## BEGIN
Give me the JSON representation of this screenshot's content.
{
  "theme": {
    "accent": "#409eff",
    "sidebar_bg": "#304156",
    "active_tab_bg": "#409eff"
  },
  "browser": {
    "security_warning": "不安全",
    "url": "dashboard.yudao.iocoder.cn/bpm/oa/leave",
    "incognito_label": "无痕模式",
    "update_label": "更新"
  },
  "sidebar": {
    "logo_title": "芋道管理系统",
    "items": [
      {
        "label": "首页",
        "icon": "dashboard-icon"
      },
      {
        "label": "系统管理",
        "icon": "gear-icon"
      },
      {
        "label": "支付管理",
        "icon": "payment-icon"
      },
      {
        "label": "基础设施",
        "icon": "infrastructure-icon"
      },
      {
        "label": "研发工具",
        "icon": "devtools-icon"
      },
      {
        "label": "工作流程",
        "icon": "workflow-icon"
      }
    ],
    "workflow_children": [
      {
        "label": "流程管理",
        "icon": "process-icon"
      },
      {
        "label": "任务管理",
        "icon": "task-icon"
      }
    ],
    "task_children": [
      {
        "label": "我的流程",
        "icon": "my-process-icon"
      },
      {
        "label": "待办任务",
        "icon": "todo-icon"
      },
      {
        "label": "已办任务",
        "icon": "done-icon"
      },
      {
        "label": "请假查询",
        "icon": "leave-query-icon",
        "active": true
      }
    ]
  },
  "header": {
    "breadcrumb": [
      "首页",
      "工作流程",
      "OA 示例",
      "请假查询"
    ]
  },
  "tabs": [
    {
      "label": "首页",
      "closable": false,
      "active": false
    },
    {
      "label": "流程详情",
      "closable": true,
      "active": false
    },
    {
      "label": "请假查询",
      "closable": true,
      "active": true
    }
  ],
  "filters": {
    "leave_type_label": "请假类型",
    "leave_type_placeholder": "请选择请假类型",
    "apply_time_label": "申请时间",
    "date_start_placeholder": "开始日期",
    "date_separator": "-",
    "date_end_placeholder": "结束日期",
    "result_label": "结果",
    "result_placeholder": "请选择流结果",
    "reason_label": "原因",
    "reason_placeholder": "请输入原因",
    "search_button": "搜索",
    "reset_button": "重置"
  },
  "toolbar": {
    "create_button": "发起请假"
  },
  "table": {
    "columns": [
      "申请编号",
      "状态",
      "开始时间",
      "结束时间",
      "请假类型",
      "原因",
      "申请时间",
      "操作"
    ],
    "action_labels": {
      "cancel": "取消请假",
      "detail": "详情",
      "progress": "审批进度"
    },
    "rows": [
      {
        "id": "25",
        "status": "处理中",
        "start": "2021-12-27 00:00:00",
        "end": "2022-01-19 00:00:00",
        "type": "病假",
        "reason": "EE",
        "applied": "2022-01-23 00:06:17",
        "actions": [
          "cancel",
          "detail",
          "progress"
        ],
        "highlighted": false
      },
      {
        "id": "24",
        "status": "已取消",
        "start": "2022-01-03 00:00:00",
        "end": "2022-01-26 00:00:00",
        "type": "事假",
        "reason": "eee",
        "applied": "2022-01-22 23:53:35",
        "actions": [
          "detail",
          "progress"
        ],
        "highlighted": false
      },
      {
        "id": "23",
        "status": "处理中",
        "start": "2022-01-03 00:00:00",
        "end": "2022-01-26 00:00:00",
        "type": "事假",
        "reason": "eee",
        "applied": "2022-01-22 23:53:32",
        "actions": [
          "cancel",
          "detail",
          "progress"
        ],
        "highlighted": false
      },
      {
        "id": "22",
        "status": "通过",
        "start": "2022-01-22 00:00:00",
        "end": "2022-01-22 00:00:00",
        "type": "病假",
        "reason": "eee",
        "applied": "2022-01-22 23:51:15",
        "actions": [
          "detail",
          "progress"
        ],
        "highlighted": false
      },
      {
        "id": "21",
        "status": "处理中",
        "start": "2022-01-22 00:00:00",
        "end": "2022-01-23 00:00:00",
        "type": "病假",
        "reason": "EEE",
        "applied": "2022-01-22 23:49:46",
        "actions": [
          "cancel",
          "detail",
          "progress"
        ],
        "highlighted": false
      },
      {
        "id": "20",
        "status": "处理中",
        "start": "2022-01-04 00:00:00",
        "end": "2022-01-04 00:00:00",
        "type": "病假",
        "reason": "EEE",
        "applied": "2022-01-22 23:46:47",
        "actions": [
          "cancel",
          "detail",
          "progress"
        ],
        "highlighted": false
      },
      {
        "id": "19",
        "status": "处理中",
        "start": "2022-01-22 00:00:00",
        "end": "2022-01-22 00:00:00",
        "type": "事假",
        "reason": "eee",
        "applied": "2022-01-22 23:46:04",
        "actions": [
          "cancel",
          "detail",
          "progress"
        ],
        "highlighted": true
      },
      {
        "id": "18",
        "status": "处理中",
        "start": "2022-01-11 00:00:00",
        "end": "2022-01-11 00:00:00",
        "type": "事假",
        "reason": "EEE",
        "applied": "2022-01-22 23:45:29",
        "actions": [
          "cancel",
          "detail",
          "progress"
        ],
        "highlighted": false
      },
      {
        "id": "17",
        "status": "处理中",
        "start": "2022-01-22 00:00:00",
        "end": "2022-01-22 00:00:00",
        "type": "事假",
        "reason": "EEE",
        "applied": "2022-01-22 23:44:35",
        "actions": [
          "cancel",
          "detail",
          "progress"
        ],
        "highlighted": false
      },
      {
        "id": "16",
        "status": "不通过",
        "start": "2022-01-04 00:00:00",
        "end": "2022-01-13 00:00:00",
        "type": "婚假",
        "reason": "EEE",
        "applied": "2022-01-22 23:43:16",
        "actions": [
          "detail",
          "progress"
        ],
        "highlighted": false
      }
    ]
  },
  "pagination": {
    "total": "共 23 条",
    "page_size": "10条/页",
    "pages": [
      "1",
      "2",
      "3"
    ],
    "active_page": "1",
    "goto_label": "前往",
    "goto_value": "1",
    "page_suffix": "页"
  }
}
## END
Isolate the lines above that contain the word "icon" and copy them.

Written response:
        "icon": "dashboard-icon"
        "icon": "gear-icon"
        "icon": "payment-icon"
        "icon": "infrastructure-icon"
        "icon": "devtools-icon"
        "icon": "workflow-icon"
        "icon": "process-icon"
        "icon": "task-icon"
        "icon": "my-process-icon"
        "icon": "todo-icon"
        "icon": "done-icon"
        "icon": "leave-query-icon",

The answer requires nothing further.